>> start
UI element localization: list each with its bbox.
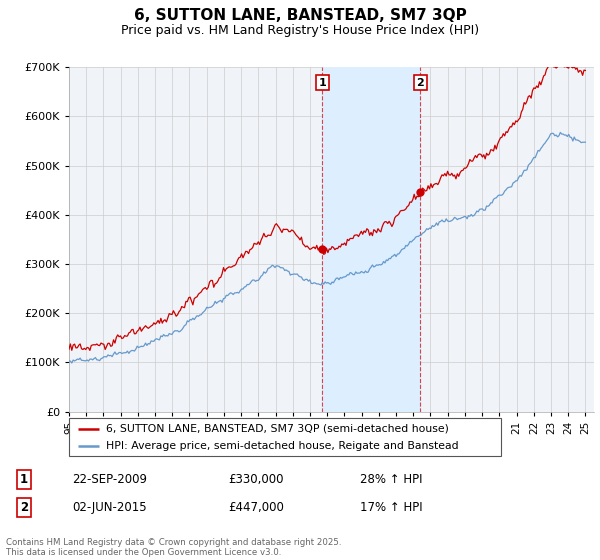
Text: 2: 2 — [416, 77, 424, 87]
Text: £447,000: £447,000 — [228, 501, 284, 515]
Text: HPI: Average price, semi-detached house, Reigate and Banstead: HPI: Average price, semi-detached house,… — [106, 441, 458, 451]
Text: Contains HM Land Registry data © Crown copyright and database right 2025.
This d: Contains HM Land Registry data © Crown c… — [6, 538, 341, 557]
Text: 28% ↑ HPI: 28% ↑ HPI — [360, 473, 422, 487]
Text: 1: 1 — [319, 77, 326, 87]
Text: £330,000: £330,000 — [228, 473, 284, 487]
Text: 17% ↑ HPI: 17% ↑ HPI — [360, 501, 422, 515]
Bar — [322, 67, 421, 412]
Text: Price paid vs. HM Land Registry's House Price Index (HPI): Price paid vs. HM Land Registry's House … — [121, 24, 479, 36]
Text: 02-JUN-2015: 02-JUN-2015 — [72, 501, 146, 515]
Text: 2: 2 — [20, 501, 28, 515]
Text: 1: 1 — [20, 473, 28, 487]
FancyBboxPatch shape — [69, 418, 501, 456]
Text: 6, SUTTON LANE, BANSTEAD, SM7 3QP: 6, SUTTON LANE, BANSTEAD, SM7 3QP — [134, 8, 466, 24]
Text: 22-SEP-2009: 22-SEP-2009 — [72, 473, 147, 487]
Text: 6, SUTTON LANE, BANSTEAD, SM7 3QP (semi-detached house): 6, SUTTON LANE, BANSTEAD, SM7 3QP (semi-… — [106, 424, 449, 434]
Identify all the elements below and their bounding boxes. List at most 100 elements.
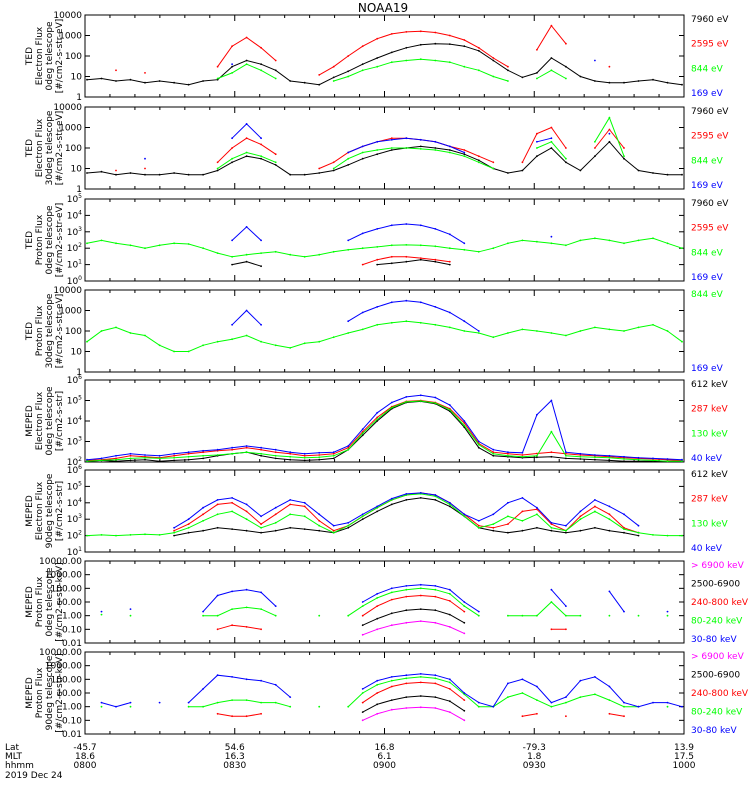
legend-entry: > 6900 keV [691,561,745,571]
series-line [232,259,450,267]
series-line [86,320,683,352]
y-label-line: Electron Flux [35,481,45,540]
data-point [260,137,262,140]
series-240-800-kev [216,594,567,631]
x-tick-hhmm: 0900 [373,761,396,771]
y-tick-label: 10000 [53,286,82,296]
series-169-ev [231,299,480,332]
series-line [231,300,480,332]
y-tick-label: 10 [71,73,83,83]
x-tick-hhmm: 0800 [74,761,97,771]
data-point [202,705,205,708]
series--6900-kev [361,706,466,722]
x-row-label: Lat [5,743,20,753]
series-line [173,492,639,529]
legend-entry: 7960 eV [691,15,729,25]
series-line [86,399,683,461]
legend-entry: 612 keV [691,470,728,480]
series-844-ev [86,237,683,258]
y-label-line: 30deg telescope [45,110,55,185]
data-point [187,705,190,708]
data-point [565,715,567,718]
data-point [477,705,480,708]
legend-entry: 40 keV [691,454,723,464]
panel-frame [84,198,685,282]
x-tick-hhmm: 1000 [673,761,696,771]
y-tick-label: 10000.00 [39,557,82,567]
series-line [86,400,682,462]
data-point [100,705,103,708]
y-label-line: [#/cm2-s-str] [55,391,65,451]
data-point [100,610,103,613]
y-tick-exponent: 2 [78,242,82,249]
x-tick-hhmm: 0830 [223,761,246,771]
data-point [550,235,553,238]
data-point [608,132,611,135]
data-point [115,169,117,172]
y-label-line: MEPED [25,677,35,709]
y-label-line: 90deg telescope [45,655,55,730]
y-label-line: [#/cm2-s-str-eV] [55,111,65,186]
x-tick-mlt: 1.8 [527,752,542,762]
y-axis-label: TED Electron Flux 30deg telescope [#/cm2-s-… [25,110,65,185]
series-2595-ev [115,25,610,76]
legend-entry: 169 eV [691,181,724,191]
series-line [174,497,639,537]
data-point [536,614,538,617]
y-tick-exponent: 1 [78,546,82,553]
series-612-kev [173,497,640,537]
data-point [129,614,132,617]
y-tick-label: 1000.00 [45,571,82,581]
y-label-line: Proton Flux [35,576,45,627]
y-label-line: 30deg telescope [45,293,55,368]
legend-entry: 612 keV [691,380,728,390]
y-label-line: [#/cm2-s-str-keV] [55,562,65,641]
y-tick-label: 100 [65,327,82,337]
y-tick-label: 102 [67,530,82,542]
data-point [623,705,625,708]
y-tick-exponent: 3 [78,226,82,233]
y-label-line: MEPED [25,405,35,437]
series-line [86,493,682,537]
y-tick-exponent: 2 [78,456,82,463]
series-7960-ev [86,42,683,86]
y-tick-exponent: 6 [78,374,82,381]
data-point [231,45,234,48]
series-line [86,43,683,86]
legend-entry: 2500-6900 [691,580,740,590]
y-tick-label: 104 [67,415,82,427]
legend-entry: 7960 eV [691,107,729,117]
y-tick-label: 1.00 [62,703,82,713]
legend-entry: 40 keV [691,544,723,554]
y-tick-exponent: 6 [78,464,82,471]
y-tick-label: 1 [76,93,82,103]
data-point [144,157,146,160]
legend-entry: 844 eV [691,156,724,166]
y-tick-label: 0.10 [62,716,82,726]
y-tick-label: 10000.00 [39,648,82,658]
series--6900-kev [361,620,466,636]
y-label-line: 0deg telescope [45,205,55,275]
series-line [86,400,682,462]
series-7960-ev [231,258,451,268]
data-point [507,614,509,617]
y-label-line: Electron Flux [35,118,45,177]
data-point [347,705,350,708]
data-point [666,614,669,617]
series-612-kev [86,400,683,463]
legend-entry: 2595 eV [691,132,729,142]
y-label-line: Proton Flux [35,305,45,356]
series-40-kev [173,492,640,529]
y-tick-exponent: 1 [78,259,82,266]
>> end
■ WRITTEN REQUEST
Return the lines between the one holding "legend-entry: > 6900 keV [691,561,745,571]" and the one holding "y-tick-exponent: 3 [78,226,82,233]", inclusive, repeating them without any change.

■ ANSWER TO THE PROBLEM
legend-entry: > 6900 keV [691,561,745,571]
series-line [232,259,450,267]
series-line [86,320,683,352]
y-label-line: Electron Flux [35,481,45,540]
data-point [260,137,262,140]
series-240-800-kev [216,594,567,631]
x-tick-hhmm: 0900 [373,761,396,771]
y-tick-label: 10000 [53,286,82,296]
series-169-ev [231,299,480,332]
series-line [231,300,480,332]
y-tick-label: 10 [71,73,83,83]
x-tick-hhmm: 0800 [74,761,97,771]
data-point [202,705,205,708]
series--6900-kev [361,706,466,722]
x-row-label: Lat [5,743,20,753]
series-line [173,492,639,529]
legend-entry: 7960 eV [691,15,729,25]
series-line [86,399,683,461]
legend-entry: 612 keV [691,470,728,480]
series-844-ev [86,237,683,258]
y-label-line: 30deg telescope [45,110,55,185]
data-point [187,705,190,708]
data-point [565,715,567,718]
data-point [477,705,480,708]
legend-entry: 40 keV [691,454,723,464]
panel-frame [84,198,685,282]
x-tick-hhmm: 1000 [673,761,696,771]
y-tick-label: 10000.00 [39,557,82,567]
series-line [86,400,682,462]
data-point [100,705,103,708]
y-label-line: [#/cm2-s-str] [55,391,65,451]
data-point [100,610,103,613]
y-tick-exponent: 2 [78,242,82,249]
x-tick-hhmm: 0830 [223,761,246,771]
data-point [550,235,553,238]
data-point [608,132,611,135]
data-point [115,169,117,172]
y-label-line: MEPED [25,677,35,709]
y-label-line: 90deg telescope [45,655,55,730]
y-label-line: [#/cm2-s-str-eV] [55,111,65,186]
x-tick-mlt: 1.8 [527,752,542,762]
y-axis-label: TED Electron Flux 30deg telescope [#/cm2-s-… [25,110,65,185]
series-2595-ev [115,25,610,76]
legend-entry: 169 eV [691,181,724,191]
series-line [174,497,639,537]
data-point [536,614,538,617]
y-tick-exponent: 1 [78,546,82,553]
series-612-kev [173,497,640,537]
data-point [129,614,132,617]
y-tick-label: 1000.00 [45,571,82,581]
y-label-line: Proton Flux [35,576,45,627]
y-label-line: 30deg telescope [45,293,55,368]
legend-entry: 612 keV [691,380,728,390]
y-label-line: [#/cm2-s-str-keV] [55,562,65,641]
y-tick-label: 100 [65,327,82,337]
y-tick-label: 102 [67,530,82,542]
data-point [623,705,625,708]
y-tick-exponent: 3 [78,226,82,233]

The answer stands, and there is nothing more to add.